Figure dataset records.
------------
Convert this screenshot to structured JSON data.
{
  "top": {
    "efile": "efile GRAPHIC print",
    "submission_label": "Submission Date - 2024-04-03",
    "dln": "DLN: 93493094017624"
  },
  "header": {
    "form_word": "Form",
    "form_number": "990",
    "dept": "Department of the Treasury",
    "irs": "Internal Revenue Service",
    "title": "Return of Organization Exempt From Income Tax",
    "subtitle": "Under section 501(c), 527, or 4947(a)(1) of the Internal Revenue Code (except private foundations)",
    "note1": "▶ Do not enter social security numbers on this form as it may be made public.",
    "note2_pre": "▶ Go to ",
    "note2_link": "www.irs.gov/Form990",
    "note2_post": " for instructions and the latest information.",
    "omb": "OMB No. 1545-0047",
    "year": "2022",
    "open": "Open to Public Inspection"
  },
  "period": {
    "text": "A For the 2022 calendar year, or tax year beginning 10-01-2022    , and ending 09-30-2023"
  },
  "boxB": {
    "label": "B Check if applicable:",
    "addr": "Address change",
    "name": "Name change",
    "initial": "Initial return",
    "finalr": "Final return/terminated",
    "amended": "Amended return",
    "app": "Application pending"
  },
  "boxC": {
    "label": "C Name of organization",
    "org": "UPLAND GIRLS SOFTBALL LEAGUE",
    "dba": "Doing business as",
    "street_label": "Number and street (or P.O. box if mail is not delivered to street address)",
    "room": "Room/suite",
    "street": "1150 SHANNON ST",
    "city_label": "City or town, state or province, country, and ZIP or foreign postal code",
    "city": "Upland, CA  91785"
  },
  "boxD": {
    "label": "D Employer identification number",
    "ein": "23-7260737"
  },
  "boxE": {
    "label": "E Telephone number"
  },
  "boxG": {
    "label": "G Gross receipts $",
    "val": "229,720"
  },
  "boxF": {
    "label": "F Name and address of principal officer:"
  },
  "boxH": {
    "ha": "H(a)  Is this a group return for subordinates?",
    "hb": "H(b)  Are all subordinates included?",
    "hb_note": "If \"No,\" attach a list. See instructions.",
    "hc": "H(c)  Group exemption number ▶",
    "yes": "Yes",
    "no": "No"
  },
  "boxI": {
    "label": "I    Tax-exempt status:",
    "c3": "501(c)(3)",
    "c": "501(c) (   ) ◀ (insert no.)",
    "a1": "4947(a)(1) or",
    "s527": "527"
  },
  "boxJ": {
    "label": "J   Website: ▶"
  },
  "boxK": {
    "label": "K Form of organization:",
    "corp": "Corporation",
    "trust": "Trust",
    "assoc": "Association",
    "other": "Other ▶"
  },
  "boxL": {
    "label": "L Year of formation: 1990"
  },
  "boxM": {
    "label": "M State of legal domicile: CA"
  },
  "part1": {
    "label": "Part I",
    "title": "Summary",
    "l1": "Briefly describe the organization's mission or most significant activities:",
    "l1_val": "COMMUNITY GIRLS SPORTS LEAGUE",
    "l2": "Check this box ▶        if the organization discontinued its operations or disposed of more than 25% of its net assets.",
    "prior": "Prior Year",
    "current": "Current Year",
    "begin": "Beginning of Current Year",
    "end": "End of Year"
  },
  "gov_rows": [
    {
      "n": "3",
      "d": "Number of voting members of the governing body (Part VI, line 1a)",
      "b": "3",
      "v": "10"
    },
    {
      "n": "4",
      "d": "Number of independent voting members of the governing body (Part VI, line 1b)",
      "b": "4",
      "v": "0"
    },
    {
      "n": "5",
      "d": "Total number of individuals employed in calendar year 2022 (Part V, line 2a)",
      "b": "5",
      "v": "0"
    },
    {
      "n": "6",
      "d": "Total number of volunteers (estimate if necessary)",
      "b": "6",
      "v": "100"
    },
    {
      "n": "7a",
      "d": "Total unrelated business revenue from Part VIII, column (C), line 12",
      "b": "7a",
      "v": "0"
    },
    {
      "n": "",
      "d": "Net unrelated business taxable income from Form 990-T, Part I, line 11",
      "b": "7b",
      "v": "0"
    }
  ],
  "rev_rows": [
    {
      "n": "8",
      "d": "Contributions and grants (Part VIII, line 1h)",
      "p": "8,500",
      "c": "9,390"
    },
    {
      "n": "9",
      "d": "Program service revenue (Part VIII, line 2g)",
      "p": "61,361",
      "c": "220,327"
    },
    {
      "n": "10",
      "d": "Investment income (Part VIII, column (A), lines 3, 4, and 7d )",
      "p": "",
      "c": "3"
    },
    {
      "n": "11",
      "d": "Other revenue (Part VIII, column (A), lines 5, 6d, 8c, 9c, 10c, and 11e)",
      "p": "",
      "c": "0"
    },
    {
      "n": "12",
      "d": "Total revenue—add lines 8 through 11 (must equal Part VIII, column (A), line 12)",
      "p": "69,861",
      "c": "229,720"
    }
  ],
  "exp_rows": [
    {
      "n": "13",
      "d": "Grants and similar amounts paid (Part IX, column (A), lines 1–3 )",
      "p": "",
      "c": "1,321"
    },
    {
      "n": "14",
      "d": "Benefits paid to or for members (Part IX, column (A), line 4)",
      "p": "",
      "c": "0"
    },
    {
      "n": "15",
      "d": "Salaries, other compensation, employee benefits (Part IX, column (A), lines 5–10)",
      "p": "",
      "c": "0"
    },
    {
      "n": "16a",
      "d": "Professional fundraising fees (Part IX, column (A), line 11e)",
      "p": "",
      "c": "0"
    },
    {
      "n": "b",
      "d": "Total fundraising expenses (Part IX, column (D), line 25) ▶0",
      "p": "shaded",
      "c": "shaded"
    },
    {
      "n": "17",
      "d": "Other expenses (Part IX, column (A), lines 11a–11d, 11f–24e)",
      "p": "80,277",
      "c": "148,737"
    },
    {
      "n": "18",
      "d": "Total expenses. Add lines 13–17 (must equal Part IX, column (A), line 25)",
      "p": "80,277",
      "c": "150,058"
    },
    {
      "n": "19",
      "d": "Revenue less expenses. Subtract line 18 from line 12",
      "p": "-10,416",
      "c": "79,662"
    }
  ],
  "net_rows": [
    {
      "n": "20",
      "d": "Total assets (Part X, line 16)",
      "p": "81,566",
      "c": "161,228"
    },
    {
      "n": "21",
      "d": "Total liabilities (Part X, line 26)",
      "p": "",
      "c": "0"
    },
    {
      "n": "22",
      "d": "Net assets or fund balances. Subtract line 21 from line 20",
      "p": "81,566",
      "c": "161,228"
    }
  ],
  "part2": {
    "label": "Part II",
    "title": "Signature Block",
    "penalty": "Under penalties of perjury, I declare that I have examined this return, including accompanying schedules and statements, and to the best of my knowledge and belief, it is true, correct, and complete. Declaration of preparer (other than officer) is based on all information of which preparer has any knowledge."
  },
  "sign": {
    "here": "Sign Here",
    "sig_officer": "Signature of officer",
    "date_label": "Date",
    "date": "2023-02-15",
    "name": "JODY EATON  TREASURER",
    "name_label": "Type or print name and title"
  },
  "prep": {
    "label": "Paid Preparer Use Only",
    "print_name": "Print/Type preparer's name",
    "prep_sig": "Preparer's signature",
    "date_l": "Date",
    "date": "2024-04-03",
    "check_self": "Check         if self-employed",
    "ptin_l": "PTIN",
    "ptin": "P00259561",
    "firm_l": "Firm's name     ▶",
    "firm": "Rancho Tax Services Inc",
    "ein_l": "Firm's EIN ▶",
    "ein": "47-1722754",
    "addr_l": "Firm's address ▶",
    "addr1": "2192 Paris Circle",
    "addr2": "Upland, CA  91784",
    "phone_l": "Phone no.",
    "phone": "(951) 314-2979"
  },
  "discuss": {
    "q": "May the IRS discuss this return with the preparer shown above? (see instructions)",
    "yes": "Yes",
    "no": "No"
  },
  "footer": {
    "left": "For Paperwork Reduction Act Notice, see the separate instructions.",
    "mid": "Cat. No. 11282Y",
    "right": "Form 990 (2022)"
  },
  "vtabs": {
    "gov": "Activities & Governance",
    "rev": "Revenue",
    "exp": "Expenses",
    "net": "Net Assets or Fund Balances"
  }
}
------------
YOUR TASK.
On how many lines does the word "must" appear? Answer with only the number.

FULL ANSWER.
2